==== DATASET RECORDS ====

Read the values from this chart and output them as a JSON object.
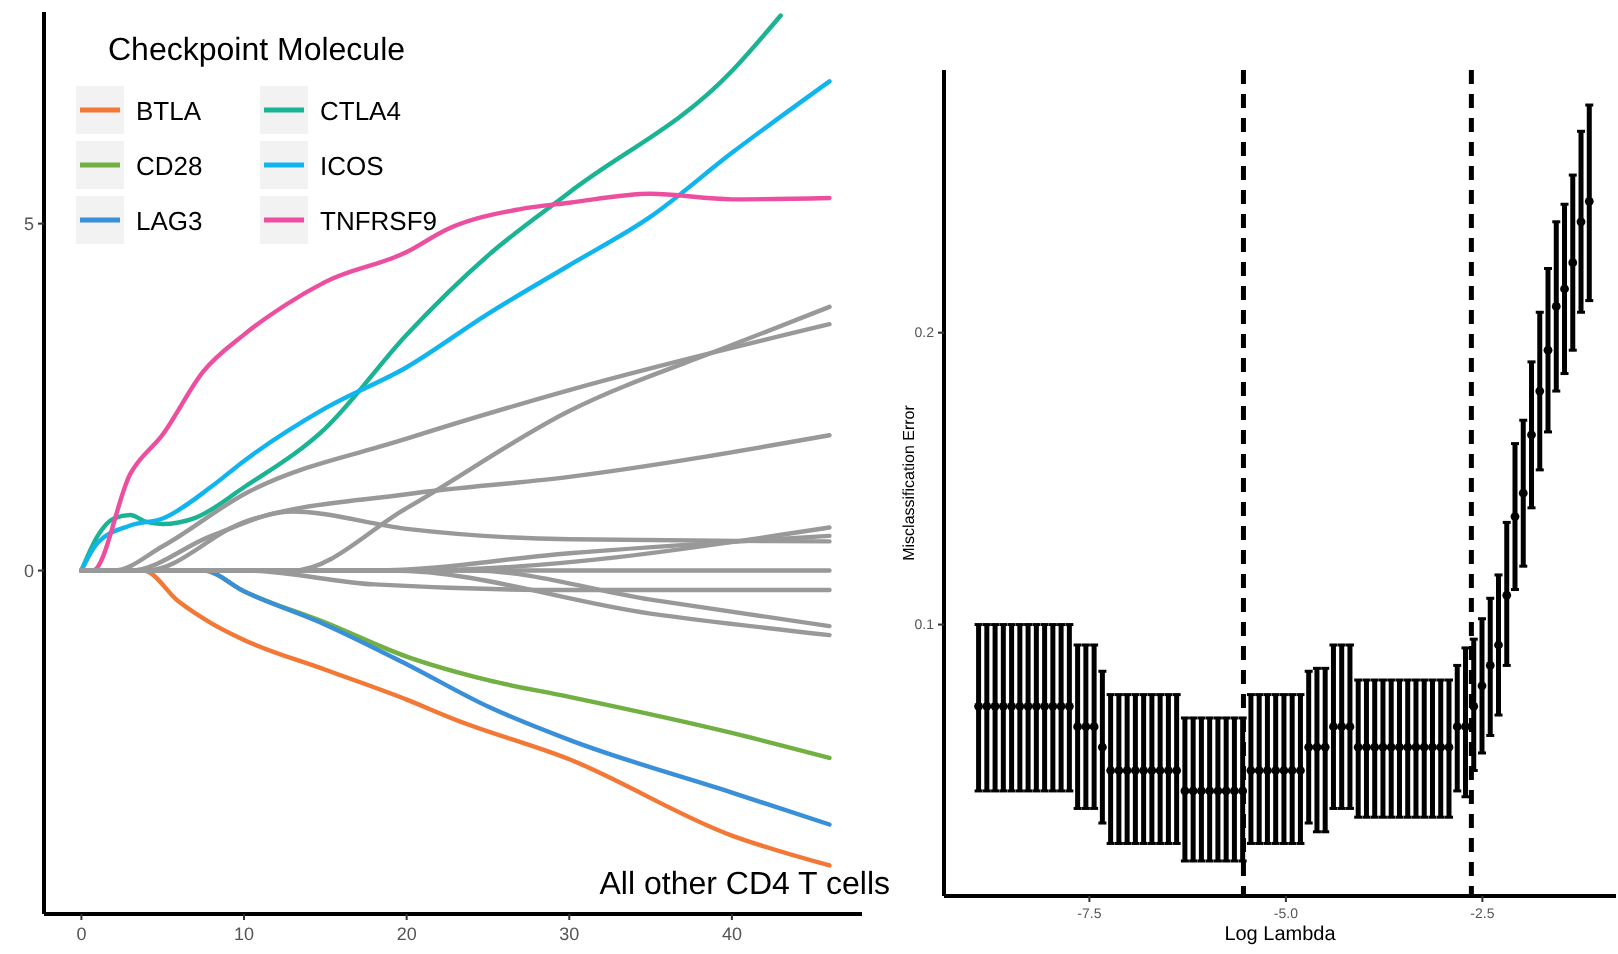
{
  "chart_data": [
    {
      "type": "line",
      "legend_title": "Checkpoint Molecule",
      "legend": "top left",
      "xlim": [
        -2.3,
        48
      ],
      "ylim": [
        -4.95,
        8.05
      ],
      "xticks": [
        0,
        10,
        20,
        30,
        40
      ],
      "yticks": [
        0,
        5
      ],
      "annotations": [
        "All other CD4 T cells"
      ],
      "series": [
        {
          "name": "BTLA",
          "color": "#f37735",
          "x": [
            0,
            3.8,
            6,
            8,
            10,
            15,
            20,
            23,
            30,
            40,
            46
          ],
          "values": [
            0,
            0,
            -0.45,
            -0.76,
            -1.0,
            -1.43,
            -1.86,
            -2.15,
            -2.72,
            -3.82,
            -4.25
          ]
        },
        {
          "name": "CD28",
          "color": "#72b043",
          "x": [
            0,
            7.5,
            10,
            15,
            20,
            25,
            30,
            40,
            46
          ],
          "values": [
            0,
            0,
            -0.3,
            -0.75,
            -1.24,
            -1.58,
            -1.82,
            -2.34,
            -2.7
          ]
        },
        {
          "name": "LAG3",
          "color": "#3a8fd9",
          "x": [
            0,
            7.5,
            10,
            15,
            20,
            25,
            30,
            40,
            46
          ],
          "values": [
            0,
            0,
            -0.3,
            -0.78,
            -1.35,
            -1.96,
            -2.44,
            -3.2,
            -3.66
          ]
        },
        {
          "name": "CTLA4",
          "color": "#1ab394",
          "x": [
            0,
            1,
            2,
            3,
            4,
            5,
            7,
            10,
            15,
            20,
            25,
            30,
            40,
            43
          ],
          "values": [
            0,
            0.5,
            0.75,
            0.8,
            0.7,
            0.67,
            0.76,
            1.2,
            2.05,
            3.4,
            4.54,
            5.45,
            7.2,
            8.0
          ]
        },
        {
          "name": "ICOS",
          "color": "#11b5ee",
          "x": [
            0,
            1,
            3,
            5,
            8,
            10,
            15,
            20,
            25,
            30,
            35,
            40,
            46
          ],
          "values": [
            0,
            0.4,
            0.65,
            0.75,
            1.21,
            1.58,
            2.34,
            2.93,
            3.7,
            4.4,
            5.1,
            6.02,
            7.05
          ]
        },
        {
          "name": "TNFRSF9",
          "color": "#ec4f9f",
          "x": [
            0,
            0.7,
            3,
            5,
            7.5,
            10,
            12.5,
            15,
            20,
            22.5,
            27,
            30,
            35,
            40,
            46
          ],
          "values": [
            0,
            0,
            1.39,
            1.96,
            2.87,
            3.4,
            3.82,
            4.16,
            4.59,
            4.92,
            5.21,
            5.3,
            5.43,
            5.35,
            5.37
          ]
        },
        {
          "color": "#999999",
          "x": [
            0,
            2,
            5,
            10,
            20,
            30,
            46
          ],
          "values": [
            0,
            0,
            0.35,
            1.1,
            1.9,
            2.6,
            3.55
          ]
        },
        {
          "color": "#999999",
          "x": [
            0,
            13,
            20,
            30,
            40,
            46
          ],
          "values": [
            0,
            0,
            0.9,
            2.3,
            3.25,
            3.8
          ]
        },
        {
          "color": "#999999",
          "x": [
            0,
            4,
            10,
            20,
            30,
            46
          ],
          "values": [
            0,
            0,
            0.7,
            1.1,
            1.35,
            1.95
          ]
        },
        {
          "color": "#999999",
          "x": [
            0,
            3,
            8,
            13,
            20,
            30,
            46
          ],
          "values": [
            0,
            0,
            0.5,
            0.85,
            0.6,
            0.45,
            0.42
          ]
        },
        {
          "color": "#999999",
          "x": [
            0,
            20,
            46
          ],
          "values": [
            0,
            0,
            0.62
          ]
        },
        {
          "color": "#999999",
          "x": [
            0,
            18,
            30,
            46
          ],
          "values": [
            0,
            0,
            0.25,
            0.5
          ]
        },
        {
          "color": "#999999",
          "x": [
            0,
            46
          ],
          "values": [
            0,
            0
          ]
        },
        {
          "color": "#999999",
          "x": [
            0,
            10,
            18,
            30,
            46
          ],
          "values": [
            0,
            0,
            -0.2,
            -0.28,
            -0.28
          ]
        },
        {
          "color": "#999999",
          "x": [
            0,
            19,
            35,
            46
          ],
          "values": [
            0,
            0,
            -0.62,
            -0.93
          ]
        },
        {
          "color": "#999999",
          "x": [
            0,
            24,
            35,
            46
          ],
          "values": [
            0,
            0,
            -0.42,
            -0.8
          ]
        }
      ]
    },
    {
      "type": "scatter",
      "xlabel": "Log Lambda",
      "ylabel": "Misclassification Error",
      "marker": "circle",
      "xlim": [
        -9.35,
        -0.8
      ],
      "ylim": [
        0.007,
        0.29
      ],
      "xticks": [
        -7.5,
        {
          "value": -5,
          "label": "-5.0"
        },
        -2.5
      ],
      "yticks": [
        0.1,
        0.2
      ],
      "ref_lines": [
        {
          "axis": "x",
          "value": -5.54,
          "line_style": "dashed",
          "color": "#000000"
        },
        {
          "axis": "x",
          "value": -2.64,
          "line_style": "dashed",
          "color": "#000000"
        }
      ],
      "series": [
        {
          "color": "#000000",
          "x": [
            -8.91,
            -8.805,
            -8.7,
            -8.595,
            -8.49,
            -8.385,
            -8.28,
            -8.175,
            -8.07,
            -7.965,
            -7.86,
            -7.755,
            -7.65,
            -7.545,
            -7.44,
            -7.335,
            -7.23,
            -7.125,
            -7.02,
            -6.915,
            -6.81,
            -6.705,
            -6.6,
            -6.495,
            -6.39,
            -6.285,
            -6.18,
            -6.075,
            -5.97,
            -5.865,
            -5.76,
            -5.655,
            -5.55,
            -5.445,
            -5.34,
            -5.235,
            -5.13,
            -5.025,
            -4.92,
            -4.815,
            -4.71,
            -4.605,
            -4.5,
            -4.395,
            -4.29,
            -4.185,
            -4.08,
            -3.975,
            -3.87,
            -3.765,
            -3.66,
            -3.555,
            -3.45,
            -3.345,
            -3.24,
            -3.135,
            -3.03,
            -2.925,
            -2.82,
            -2.715,
            -2.61,
            -2.505,
            -2.4,
            -2.295,
            -2.19,
            -2.085,
            -1.98,
            -1.875,
            -1.77,
            -1.665,
            -1.56,
            -1.455,
            -1.35,
            -1.245,
            -1.14
          ],
          "values": [
            0.072,
            0.072,
            0.072,
            0.072,
            0.072,
            0.072,
            0.072,
            0.072,
            0.072,
            0.072,
            0.072,
            0.072,
            0.065,
            0.065,
            0.065,
            0.058,
            0.05,
            0.05,
            0.05,
            0.05,
            0.05,
            0.05,
            0.05,
            0.05,
            0.05,
            0.043,
            0.043,
            0.043,
            0.043,
            0.043,
            0.043,
            0.043,
            0.043,
            0.05,
            0.05,
            0.05,
            0.05,
            0.05,
            0.05,
            0.05,
            0.058,
            0.058,
            0.058,
            0.065,
            0.065,
            0.065,
            0.058,
            0.058,
            0.058,
            0.058,
            0.058,
            0.058,
            0.058,
            0.058,
            0.058,
            0.058,
            0.058,
            0.058,
            0.065,
            0.065,
            0.072,
            0.079,
            0.086,
            0.093,
            0.11,
            0.137,
            0.145,
            0.165,
            0.18,
            0.194,
            0.209,
            0.215,
            0.224,
            0.238,
            0.245
          ],
          "errors": [
            [
              0.043,
              0.1
            ],
            [
              0.043,
              0.1
            ],
            [
              0.043,
              0.1
            ],
            [
              0.043,
              0.1
            ],
            [
              0.043,
              0.1
            ],
            [
              0.043,
              0.1
            ],
            [
              0.043,
              0.1
            ],
            [
              0.043,
              0.1
            ],
            [
              0.043,
              0.1
            ],
            [
              0.043,
              0.1
            ],
            [
              0.043,
              0.1
            ],
            [
              0.043,
              0.1
            ],
            [
              0.037,
              0.093
            ],
            [
              0.037,
              0.093
            ],
            [
              0.037,
              0.093
            ],
            [
              0.032,
              0.084
            ],
            [
              0.025,
              0.076
            ],
            [
              0.025,
              0.076
            ],
            [
              0.025,
              0.076
            ],
            [
              0.025,
              0.076
            ],
            [
              0.025,
              0.076
            ],
            [
              0.025,
              0.076
            ],
            [
              0.025,
              0.076
            ],
            [
              0.025,
              0.076
            ],
            [
              0.025,
              0.076
            ],
            [
              0.019,
              0.068
            ],
            [
              0.019,
              0.068
            ],
            [
              0.019,
              0.068
            ],
            [
              0.019,
              0.068
            ],
            [
              0.019,
              0.068
            ],
            [
              0.019,
              0.068
            ],
            [
              0.019,
              0.068
            ],
            [
              0.019,
              0.068
            ],
            [
              0.025,
              0.076
            ],
            [
              0.025,
              0.076
            ],
            [
              0.025,
              0.076
            ],
            [
              0.025,
              0.076
            ],
            [
              0.025,
              0.076
            ],
            [
              0.025,
              0.076
            ],
            [
              0.025,
              0.076
            ],
            [
              0.032,
              0.084
            ],
            [
              0.029,
              0.085
            ],
            [
              0.029,
              0.085
            ],
            [
              0.037,
              0.093
            ],
            [
              0.037,
              0.093
            ],
            [
              0.037,
              0.093
            ],
            [
              0.034,
              0.081
            ],
            [
              0.034,
              0.081
            ],
            [
              0.034,
              0.081
            ],
            [
              0.034,
              0.081
            ],
            [
              0.034,
              0.081
            ],
            [
              0.034,
              0.081
            ],
            [
              0.034,
              0.081
            ],
            [
              0.034,
              0.081
            ],
            [
              0.034,
              0.081
            ],
            [
              0.034,
              0.081
            ],
            [
              0.034,
              0.081
            ],
            [
              0.034,
              0.081
            ],
            [
              0.043,
              0.086
            ],
            [
              0.041,
              0.092
            ],
            [
              0.05,
              0.095
            ],
            [
              0.056,
              0.102
            ],
            [
              0.062,
              0.109
            ],
            [
              0.069,
              0.117
            ],
            [
              0.086,
              0.135
            ],
            [
              0.112,
              0.162
            ],
            [
              0.12,
              0.17
            ],
            [
              0.14,
              0.19
            ],
            [
              0.153,
              0.207
            ],
            [
              0.166,
              0.222
            ],
            [
              0.18,
              0.238
            ],
            [
              0.186,
              0.244
            ],
            [
              0.194,
              0.254
            ],
            [
              0.207,
              0.269
            ],
            [
              0.211,
              0.278
            ]
          ]
        }
      ]
    }
  ]
}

====

_WHAT TO PRODUCE_
In the records, locate each line holding the string "name" and copy it.

_TASK ANSWER_
          "name": "BTLA",
          "name": "CD28",
          "name": "LAG3",
          "name": "CTLA4",
          "name": "ICOS",
          "name": "TNFRSF9",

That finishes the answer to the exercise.